Sorry for the sparse posting over these last few days. While things seemed slow in the crime-fiction world, I decided to write a couple of pieces for my other blog, Limbo--one heralding the centennial of Seattle’s first world’s fair, and the other about what would have been my mother’s 85th birthday, had she not died 20 years ago. But with those now in the can, it’s back to business here.
• The deadline for submissions to the 2009 Shamus Awards competition is Friday, June 19. “Eligible works must feature as a main character a person paid for investigative work but not employed for that work by a unit of government,” Robert J. Randisi explains in PWA News and Views. “These include traditionally licensed private investigators; lawyers and reporters who do their own investigations; and others who function as hired private agents. These do not include law-enforcement officers, other government employees or amateur, uncompensated sleuths. Not eligible for consideration are self-published works, e-books, or works for which the author is not paid. All submissions must be in hard copy.” To find more information, click here.
• Stefanie Pintoff, author of the fine new Simon Ziele historical novel, In the Shadow of Gotham, is this week’s guest blogger at Moments in Crime. Catch up with her posts here.
• Did I mention already that Joe R. Lansdale has fired up a blog of his own? If he just keeps posting photos of his daughter, country singer Kasey Lansdale, I for one will keep tuning in.

_Listing:_
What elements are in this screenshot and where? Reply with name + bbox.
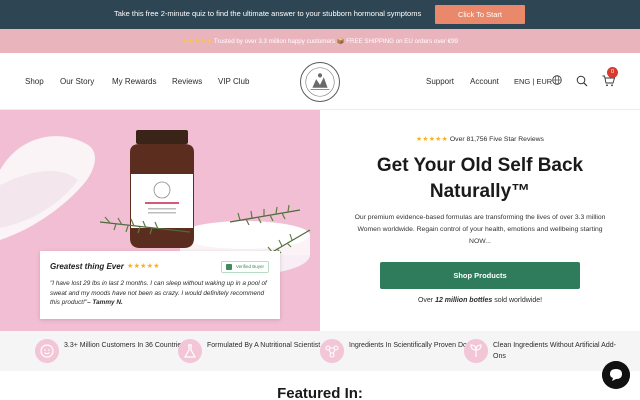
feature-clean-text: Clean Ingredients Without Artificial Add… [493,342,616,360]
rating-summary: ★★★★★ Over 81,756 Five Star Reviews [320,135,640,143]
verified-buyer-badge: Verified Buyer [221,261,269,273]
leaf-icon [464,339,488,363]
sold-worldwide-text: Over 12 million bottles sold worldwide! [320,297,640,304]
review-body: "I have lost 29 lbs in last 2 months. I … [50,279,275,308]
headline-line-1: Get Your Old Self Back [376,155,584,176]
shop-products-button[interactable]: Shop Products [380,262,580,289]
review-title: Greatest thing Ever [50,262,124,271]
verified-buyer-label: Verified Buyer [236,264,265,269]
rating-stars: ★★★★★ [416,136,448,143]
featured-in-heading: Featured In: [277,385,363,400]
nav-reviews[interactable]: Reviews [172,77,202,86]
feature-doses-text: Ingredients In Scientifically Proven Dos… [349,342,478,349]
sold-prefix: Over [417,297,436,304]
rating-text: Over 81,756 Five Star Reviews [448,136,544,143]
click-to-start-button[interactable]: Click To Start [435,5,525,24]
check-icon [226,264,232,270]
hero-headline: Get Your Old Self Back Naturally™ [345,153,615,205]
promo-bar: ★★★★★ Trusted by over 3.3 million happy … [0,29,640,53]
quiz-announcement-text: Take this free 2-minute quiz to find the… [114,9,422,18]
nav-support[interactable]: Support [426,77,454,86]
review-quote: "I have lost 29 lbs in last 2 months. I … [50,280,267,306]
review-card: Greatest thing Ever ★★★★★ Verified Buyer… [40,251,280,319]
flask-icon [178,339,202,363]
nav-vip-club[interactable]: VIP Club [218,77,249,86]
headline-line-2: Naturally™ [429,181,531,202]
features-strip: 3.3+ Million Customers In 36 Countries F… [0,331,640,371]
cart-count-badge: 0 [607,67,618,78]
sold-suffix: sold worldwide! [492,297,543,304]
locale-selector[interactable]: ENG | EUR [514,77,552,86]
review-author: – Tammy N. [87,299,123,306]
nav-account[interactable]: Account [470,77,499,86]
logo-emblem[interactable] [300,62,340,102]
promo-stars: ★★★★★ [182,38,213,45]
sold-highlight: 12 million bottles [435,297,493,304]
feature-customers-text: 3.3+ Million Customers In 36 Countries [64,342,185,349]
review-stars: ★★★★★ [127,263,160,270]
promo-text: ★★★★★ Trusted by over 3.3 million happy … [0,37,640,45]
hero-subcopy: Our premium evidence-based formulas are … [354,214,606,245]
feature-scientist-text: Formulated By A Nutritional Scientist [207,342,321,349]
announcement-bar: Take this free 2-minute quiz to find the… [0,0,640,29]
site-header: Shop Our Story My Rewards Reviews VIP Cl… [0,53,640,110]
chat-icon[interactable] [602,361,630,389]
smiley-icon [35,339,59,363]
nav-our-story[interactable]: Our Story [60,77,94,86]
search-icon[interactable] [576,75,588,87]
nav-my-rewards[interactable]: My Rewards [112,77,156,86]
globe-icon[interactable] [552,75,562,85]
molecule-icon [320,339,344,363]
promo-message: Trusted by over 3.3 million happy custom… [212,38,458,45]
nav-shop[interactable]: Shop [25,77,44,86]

==

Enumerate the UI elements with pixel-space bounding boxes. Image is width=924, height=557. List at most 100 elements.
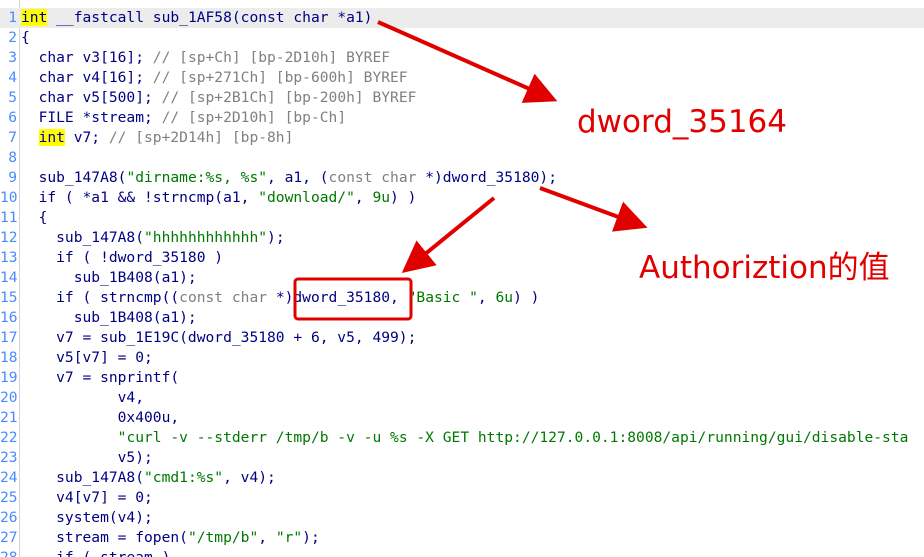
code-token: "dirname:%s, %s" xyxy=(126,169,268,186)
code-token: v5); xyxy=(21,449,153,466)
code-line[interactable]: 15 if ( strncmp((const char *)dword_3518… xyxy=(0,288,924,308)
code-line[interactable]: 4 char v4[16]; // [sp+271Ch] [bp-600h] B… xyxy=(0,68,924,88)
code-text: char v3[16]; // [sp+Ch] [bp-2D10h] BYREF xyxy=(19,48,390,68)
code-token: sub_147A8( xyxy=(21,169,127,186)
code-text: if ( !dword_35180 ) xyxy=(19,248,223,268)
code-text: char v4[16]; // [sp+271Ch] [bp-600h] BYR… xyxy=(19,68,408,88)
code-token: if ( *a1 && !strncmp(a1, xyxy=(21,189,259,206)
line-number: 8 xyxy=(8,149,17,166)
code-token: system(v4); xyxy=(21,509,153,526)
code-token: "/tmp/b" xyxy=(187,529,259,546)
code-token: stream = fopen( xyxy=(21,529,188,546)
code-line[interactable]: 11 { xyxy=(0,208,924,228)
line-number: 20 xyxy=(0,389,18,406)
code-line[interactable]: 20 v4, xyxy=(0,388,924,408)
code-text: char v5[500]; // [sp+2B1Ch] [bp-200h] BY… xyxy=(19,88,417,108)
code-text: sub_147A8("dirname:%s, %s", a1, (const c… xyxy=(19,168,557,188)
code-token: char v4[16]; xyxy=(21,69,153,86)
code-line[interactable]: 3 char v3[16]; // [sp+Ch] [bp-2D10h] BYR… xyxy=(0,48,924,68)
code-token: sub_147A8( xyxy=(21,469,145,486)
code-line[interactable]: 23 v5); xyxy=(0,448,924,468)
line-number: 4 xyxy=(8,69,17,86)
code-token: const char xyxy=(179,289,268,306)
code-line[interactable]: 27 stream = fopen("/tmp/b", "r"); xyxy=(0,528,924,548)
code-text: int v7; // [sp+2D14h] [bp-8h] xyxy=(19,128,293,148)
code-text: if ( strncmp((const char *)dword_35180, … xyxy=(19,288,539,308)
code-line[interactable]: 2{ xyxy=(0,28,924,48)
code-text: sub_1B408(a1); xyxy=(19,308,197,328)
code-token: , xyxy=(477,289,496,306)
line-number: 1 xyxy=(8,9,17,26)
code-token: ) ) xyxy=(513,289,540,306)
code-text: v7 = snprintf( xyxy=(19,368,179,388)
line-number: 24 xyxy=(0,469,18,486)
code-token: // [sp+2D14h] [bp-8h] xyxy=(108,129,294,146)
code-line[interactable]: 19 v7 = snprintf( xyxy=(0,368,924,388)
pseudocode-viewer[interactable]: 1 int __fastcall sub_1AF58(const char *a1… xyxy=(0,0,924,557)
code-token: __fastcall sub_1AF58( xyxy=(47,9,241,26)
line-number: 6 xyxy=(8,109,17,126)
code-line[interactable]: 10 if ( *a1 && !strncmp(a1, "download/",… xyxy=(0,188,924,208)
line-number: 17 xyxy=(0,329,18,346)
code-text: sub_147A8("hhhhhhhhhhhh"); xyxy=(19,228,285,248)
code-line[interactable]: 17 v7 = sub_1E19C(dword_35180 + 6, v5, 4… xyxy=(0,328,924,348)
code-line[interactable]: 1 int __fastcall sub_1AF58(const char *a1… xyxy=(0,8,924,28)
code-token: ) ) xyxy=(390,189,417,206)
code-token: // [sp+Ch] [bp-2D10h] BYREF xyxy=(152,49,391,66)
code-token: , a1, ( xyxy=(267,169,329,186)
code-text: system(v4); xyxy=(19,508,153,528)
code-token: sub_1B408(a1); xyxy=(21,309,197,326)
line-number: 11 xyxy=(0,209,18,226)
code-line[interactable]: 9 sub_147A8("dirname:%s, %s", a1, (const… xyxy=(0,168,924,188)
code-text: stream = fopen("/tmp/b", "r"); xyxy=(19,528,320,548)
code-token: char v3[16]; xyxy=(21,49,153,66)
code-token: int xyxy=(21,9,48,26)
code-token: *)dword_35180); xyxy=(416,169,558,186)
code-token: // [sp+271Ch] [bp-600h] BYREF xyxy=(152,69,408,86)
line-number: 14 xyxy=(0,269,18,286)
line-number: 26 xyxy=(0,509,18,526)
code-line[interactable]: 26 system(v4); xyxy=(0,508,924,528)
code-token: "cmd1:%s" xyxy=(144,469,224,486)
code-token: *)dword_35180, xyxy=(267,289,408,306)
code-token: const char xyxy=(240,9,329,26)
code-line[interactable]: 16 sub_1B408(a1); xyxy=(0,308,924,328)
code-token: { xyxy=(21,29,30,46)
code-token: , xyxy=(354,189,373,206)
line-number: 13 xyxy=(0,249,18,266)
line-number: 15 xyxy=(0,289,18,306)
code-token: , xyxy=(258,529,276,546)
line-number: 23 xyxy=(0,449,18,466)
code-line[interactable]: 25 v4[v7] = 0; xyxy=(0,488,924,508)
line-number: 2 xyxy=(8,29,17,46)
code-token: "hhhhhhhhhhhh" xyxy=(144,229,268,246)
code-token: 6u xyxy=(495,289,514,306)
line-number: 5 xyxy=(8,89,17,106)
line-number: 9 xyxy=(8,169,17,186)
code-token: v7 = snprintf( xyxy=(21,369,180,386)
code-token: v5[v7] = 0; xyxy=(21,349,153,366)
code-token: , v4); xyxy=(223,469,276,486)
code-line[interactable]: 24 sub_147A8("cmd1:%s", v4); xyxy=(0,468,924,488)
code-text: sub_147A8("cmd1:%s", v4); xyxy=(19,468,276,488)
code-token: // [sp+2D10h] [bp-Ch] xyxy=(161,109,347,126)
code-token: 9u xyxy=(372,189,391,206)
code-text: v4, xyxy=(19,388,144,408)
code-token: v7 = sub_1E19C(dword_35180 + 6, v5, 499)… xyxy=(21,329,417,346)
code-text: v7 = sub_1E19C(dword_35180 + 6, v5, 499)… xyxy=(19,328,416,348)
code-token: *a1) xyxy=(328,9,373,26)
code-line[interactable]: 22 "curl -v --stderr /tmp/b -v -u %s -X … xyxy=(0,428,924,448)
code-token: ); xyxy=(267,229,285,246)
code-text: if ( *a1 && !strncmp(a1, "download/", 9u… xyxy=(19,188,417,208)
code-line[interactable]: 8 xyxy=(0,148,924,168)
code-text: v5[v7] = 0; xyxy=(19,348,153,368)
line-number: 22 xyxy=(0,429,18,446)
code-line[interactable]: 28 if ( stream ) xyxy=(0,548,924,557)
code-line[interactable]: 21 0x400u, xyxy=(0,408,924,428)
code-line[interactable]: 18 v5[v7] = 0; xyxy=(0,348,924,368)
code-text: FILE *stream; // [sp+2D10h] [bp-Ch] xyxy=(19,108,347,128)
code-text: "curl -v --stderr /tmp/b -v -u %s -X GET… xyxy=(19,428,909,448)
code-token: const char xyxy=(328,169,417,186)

==

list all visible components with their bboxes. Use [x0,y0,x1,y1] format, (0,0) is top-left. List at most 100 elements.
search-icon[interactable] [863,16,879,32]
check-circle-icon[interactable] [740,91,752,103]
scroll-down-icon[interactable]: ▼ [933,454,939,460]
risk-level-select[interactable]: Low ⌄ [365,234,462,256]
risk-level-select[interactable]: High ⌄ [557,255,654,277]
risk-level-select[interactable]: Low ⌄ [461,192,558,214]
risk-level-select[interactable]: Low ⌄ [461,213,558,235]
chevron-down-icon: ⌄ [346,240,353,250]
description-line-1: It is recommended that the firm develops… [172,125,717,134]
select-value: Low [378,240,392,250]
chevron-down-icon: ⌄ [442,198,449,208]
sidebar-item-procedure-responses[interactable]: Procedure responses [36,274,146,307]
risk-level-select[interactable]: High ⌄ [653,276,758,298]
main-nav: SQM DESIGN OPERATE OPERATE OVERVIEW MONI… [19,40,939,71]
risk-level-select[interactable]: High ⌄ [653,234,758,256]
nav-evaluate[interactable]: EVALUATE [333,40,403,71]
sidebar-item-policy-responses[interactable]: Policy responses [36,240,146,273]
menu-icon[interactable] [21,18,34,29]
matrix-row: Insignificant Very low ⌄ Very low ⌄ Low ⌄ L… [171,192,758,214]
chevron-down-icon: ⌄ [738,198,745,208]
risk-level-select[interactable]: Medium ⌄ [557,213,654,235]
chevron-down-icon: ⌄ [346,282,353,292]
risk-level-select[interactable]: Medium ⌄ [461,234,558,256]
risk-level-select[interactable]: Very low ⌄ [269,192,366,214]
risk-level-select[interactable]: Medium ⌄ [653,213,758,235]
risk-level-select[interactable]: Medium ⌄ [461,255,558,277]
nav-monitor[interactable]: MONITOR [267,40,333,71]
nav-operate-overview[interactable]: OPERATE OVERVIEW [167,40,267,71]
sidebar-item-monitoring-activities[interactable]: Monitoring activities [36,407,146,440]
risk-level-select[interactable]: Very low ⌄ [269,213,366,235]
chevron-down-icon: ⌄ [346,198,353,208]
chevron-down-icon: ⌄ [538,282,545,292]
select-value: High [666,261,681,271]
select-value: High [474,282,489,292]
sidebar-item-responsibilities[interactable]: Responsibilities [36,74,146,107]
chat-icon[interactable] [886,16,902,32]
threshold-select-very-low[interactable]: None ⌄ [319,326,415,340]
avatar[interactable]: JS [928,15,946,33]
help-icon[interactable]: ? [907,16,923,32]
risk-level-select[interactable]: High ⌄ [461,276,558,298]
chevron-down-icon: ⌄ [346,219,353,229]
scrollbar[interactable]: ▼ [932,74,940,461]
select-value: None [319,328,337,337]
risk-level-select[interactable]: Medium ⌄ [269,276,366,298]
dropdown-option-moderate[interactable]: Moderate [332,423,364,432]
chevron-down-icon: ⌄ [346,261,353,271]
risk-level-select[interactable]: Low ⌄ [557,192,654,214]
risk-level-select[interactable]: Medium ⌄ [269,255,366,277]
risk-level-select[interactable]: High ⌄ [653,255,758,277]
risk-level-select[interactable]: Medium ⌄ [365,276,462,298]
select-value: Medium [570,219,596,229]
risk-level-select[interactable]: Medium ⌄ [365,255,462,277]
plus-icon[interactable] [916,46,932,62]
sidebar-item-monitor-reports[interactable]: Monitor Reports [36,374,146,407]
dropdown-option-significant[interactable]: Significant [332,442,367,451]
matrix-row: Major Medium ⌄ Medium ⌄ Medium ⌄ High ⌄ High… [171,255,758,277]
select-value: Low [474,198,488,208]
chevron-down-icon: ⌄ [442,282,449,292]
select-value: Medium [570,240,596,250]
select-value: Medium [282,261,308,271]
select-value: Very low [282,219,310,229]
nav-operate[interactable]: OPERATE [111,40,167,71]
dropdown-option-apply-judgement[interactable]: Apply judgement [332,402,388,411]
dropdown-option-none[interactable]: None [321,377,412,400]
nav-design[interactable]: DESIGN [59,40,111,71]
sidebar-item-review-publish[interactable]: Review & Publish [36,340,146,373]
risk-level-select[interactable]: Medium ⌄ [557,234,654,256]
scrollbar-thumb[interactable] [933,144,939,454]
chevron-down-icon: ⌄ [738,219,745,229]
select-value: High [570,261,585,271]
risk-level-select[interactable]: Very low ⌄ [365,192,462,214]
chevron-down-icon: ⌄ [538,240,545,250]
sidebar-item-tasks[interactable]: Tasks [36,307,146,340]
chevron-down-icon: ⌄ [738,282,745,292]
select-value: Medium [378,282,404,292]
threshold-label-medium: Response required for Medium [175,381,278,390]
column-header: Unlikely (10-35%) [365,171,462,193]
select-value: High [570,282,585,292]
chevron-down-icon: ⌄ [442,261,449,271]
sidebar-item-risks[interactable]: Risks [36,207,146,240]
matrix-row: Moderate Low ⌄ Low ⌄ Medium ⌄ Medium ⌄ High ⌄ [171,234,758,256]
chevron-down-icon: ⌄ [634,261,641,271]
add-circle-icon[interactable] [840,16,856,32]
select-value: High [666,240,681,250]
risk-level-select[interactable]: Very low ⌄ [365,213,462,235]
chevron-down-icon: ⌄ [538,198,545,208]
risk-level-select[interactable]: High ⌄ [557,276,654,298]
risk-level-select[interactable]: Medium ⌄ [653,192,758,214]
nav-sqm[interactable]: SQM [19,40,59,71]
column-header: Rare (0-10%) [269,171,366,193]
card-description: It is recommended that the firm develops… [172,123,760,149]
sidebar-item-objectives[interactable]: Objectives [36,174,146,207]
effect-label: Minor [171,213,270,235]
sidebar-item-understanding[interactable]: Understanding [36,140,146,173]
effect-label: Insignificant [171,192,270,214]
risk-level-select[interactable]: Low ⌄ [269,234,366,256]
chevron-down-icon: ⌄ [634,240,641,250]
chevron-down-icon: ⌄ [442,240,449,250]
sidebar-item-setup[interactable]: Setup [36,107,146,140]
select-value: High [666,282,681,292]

_Directive 1:_
Answer these questions about the crime-fiction blog post:
(a) What is the deadline for submissions to the 2009 Shamus Awards competition?
(b) Who is this week's guest blogger at Moments in Crime?
(c) What is the name of Joe R. Lansdale's daughter?
_Directive 2:_
Put the part of the records that opens with the line containing "list all visible" and closes with the line containing "risk-level-select[interactable]: Medium ⌄ [461,255,558,277]" into a numbered list, leaving out any blank lines.
The records have no connection to the text.

_Worked solution 1:_
(a) Friday, June 19
(b) Stefanie Pintoff
(c) Kasey Lansdale

_Worked solution 2:_
1. list all visible components with their bboxes. Use [x0,y0,x1,y1] format, (0,0) is top-left. List at most 100 elements.
2. search-icon[interactable] [863,16,879,32]
3. check-circle-icon[interactable] [740,91,752,103]
4. scroll-down-icon[interactable]: ▼ [933,454,939,460]
5. risk-level-select[interactable]: Low ⌄ [365,234,462,256]
6. risk-level-select[interactable]: High ⌄ [557,255,654,277]
7. risk-level-select[interactable]: Low ⌄ [461,192,558,214]
8. risk-level-select[interactable]: Low ⌄ [461,213,558,235]
9. chevron-down-icon: ⌄ [346,240,353,250]
10. description-line-1: It is recommended that the firm develops… [172,125,717,134]
11. select-value: Low [378,240,392,250]
12. chevron-down-icon: ⌄ [442,198,449,208]
13. sidebar-item-procedure-responses[interactable]: Procedure responses [36,274,146,307]
14. risk-level-select[interactable]: High ⌄ [653,276,758,298]
15. main-nav: SQM DESIGN OPERATE OPERATE OVERVIEW MONI… [19,40,939,71]
16. risk-level-select[interactable]: High ⌄ [653,234,758,256]
17. nav-evaluate[interactable]: EVALUATE [333,40,403,71]
18. sidebar-item-policy-responses[interactable]: Policy responses [36,240,146,273]
19. menu-icon[interactable] [21,18,34,29]
20. matrix-row: Insignificant Very low ⌄ Very low ⌄ Low ⌄ L… [171,192,758,214]
21. chevron-down-icon: ⌄ [738,198,745,208]
22. risk-level-select[interactable]: Medium ⌄ [557,213,654,235]
23. chevron-down-icon: ⌄ [346,282,353,292]
24. risk-level-select[interactable]: Medium ⌄ [461,234,558,256]
25. risk-level-select[interactable]: Very low ⌄ [269,192,366,214]
26. risk-level-select[interactable]: Medium ⌄ [653,213,758,235]
27. risk-level-select[interactable]: Medium ⌄ [461,255,558,277]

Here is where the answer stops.